Record set
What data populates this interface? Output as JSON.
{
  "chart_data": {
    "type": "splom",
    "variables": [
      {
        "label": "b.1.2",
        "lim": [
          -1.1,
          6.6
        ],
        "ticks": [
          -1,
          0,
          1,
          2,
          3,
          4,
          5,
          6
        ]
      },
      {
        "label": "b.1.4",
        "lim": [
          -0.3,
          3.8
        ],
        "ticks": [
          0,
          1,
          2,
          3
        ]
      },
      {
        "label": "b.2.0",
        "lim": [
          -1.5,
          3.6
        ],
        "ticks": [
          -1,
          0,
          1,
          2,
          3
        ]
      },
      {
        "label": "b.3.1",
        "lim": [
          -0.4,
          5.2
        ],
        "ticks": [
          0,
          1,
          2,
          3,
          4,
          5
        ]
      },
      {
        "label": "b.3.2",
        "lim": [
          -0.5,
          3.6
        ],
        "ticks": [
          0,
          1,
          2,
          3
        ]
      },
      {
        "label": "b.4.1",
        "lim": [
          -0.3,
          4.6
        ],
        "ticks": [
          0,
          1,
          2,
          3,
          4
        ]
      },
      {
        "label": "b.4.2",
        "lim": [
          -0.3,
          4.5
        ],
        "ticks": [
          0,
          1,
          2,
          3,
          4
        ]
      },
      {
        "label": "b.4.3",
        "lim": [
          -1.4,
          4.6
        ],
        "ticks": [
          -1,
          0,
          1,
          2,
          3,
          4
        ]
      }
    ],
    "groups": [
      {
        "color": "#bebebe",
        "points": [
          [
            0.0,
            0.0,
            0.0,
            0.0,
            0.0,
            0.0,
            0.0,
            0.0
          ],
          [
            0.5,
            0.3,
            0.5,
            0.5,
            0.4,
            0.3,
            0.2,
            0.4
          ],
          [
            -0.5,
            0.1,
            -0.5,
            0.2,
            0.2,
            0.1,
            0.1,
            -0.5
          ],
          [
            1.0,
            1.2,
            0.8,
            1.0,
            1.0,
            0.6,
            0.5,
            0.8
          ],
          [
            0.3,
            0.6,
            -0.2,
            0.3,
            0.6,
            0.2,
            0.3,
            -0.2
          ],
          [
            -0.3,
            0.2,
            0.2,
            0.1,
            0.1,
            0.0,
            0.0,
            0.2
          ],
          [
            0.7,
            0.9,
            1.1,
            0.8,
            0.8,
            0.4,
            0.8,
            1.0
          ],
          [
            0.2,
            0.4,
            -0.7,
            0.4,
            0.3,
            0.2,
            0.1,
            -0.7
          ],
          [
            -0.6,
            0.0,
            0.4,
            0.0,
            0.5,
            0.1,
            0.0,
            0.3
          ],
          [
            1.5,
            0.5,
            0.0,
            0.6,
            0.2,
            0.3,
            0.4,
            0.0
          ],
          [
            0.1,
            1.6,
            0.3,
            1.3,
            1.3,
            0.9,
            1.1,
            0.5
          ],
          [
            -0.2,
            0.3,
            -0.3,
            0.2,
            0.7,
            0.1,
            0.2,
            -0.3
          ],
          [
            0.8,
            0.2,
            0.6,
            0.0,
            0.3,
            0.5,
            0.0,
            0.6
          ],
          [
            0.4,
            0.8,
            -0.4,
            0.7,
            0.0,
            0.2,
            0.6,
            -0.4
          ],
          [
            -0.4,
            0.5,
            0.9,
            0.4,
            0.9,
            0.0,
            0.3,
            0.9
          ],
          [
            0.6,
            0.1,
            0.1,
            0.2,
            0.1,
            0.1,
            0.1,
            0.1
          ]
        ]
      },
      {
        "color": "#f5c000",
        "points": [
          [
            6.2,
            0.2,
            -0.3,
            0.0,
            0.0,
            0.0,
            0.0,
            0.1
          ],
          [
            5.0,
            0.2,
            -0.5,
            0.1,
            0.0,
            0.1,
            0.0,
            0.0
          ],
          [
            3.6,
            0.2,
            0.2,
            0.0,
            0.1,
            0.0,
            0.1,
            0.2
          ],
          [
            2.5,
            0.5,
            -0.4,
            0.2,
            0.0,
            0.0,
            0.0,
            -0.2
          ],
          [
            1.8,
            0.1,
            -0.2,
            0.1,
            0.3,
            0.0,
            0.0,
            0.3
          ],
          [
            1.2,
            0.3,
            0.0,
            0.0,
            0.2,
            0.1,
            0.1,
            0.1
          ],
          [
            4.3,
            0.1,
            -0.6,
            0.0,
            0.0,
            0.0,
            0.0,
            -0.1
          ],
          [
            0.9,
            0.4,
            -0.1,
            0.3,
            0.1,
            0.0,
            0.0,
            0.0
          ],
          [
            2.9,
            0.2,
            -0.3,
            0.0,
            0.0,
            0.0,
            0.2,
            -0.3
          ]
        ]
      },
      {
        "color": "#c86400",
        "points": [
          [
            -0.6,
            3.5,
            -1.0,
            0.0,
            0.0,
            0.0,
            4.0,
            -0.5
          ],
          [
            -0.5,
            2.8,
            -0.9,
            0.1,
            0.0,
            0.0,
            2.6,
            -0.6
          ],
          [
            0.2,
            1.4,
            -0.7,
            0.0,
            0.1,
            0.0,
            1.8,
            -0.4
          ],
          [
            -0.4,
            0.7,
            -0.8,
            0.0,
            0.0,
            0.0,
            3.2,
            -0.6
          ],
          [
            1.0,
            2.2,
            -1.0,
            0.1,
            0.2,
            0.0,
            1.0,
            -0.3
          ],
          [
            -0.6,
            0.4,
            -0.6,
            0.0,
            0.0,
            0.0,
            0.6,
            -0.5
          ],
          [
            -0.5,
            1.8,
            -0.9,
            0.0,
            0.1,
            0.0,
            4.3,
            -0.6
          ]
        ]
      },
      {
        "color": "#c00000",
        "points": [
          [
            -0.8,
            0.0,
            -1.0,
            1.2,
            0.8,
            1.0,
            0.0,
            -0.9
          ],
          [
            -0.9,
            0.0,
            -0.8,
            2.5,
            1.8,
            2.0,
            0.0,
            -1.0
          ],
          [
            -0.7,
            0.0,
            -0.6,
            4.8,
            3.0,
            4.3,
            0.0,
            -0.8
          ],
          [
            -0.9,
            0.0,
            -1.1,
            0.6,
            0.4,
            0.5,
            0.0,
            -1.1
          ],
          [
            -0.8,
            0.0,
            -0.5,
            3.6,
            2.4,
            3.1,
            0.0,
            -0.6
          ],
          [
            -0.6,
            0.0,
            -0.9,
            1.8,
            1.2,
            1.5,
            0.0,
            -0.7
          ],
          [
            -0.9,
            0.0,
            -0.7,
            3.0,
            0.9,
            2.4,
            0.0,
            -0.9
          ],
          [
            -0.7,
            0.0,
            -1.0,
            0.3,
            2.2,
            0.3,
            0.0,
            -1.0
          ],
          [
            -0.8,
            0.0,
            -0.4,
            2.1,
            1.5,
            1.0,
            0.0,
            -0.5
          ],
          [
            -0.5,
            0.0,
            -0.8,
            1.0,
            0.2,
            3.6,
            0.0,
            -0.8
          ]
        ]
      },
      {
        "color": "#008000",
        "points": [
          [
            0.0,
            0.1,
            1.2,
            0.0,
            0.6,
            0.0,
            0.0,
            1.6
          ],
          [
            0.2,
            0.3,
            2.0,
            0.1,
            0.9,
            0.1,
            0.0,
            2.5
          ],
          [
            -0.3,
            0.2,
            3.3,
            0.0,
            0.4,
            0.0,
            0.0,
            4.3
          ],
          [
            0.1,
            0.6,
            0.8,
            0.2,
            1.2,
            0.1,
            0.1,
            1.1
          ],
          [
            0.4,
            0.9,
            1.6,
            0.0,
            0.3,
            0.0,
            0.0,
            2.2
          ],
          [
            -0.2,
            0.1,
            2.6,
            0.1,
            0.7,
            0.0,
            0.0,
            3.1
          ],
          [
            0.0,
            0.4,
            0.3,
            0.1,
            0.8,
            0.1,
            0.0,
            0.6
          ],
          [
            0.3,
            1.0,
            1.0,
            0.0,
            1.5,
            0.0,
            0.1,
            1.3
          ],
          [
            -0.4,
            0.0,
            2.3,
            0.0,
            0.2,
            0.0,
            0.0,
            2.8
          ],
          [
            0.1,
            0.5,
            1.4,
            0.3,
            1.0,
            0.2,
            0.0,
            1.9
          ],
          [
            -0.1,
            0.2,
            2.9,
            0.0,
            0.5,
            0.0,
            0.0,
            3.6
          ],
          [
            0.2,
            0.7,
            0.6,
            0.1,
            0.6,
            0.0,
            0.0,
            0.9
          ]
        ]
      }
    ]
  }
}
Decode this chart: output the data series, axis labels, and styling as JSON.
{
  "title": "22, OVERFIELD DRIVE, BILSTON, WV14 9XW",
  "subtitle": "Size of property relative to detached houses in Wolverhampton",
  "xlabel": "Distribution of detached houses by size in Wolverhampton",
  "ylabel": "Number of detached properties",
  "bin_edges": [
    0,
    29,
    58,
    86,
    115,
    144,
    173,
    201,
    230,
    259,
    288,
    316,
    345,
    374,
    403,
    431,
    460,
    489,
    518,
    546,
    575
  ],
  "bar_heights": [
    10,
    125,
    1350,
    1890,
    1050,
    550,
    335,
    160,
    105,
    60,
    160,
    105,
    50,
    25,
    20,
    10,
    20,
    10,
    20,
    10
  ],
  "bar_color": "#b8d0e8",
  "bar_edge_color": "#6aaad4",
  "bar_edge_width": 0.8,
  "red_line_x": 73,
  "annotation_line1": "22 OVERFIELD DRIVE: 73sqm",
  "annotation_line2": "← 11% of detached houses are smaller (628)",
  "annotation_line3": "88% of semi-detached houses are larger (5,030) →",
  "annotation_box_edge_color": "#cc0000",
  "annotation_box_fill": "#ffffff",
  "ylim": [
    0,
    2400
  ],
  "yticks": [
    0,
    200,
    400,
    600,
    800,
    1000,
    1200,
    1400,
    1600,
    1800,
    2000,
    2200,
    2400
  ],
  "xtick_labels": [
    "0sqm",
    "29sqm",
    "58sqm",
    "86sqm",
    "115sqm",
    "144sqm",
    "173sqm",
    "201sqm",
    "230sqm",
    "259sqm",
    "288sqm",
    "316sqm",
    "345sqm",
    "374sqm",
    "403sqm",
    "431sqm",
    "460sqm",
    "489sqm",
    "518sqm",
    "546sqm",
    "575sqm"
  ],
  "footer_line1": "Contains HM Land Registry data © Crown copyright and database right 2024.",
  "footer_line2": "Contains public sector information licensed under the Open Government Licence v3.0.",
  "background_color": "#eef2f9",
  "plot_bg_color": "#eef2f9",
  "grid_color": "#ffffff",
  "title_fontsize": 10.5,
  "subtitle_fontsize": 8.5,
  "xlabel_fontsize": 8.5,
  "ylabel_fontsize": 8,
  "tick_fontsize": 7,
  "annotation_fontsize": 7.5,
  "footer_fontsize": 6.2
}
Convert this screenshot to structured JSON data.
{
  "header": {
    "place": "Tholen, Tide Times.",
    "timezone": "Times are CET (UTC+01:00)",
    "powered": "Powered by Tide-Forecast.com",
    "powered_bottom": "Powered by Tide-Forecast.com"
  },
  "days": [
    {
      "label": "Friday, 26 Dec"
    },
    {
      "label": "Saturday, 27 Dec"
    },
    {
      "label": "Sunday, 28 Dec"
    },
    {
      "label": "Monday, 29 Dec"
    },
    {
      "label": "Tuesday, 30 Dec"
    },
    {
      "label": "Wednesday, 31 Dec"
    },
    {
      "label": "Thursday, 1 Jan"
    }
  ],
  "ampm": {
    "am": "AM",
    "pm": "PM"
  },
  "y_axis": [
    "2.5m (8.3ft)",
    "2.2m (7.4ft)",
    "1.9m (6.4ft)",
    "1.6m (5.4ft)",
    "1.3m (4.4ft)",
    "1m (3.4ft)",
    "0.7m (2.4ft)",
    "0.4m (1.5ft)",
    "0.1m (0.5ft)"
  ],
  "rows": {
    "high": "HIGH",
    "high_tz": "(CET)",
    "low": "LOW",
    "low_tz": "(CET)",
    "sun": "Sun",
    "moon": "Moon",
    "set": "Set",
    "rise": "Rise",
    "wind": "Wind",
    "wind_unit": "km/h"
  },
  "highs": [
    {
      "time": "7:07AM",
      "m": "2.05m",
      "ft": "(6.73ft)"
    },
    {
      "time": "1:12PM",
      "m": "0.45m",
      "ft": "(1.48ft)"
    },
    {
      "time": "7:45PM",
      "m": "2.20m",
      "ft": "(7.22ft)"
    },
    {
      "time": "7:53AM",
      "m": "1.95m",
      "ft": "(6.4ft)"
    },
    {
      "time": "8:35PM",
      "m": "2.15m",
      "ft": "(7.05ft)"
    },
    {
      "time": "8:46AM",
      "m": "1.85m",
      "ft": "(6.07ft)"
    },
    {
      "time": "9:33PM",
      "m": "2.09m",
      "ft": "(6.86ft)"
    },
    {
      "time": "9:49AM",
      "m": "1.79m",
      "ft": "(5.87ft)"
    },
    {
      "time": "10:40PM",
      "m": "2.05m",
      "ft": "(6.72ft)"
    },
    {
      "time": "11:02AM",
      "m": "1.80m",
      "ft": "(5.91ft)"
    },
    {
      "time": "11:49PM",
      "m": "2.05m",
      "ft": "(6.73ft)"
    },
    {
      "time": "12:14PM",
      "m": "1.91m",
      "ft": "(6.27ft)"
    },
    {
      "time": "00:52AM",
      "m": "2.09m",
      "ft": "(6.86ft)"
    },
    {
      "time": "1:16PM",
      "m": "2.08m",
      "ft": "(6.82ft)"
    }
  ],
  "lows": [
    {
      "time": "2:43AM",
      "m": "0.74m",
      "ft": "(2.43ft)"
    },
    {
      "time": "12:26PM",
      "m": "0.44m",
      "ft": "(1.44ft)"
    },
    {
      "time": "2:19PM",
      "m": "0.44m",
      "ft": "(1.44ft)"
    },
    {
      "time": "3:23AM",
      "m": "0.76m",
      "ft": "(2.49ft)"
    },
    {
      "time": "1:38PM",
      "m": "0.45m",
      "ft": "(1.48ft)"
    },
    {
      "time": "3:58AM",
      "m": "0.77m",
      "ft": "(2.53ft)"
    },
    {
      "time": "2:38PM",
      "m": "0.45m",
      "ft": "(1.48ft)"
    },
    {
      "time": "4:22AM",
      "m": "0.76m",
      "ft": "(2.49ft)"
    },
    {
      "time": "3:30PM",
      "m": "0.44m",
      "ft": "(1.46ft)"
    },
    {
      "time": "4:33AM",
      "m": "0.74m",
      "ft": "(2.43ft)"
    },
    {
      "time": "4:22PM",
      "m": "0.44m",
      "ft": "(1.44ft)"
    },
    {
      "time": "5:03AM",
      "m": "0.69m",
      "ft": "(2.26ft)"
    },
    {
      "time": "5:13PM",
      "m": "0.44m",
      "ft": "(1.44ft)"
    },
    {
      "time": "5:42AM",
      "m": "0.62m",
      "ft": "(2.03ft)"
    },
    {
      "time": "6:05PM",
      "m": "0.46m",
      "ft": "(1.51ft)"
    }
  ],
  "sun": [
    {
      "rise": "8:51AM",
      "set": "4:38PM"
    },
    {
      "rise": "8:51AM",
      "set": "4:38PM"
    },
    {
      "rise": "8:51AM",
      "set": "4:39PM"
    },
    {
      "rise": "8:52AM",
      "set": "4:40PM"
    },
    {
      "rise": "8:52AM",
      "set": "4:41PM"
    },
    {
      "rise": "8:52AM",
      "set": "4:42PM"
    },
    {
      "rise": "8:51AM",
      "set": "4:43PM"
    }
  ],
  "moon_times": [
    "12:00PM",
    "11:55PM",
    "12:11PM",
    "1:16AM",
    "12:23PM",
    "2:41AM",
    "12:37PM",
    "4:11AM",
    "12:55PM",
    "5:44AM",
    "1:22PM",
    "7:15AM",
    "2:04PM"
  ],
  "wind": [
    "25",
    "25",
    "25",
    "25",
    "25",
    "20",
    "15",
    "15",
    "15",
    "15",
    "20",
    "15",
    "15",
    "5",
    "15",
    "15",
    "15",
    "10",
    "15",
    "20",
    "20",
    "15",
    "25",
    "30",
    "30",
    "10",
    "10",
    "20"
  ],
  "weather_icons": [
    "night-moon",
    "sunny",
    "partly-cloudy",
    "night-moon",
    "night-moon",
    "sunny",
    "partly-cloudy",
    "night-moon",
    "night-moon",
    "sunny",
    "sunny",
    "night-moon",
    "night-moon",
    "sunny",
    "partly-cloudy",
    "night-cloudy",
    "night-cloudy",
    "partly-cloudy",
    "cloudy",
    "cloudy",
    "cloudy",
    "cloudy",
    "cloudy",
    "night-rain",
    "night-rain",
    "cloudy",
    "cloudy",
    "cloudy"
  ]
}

Problem to work on
Count each line above in which the string "this" appears, then state only the total.

Task response
3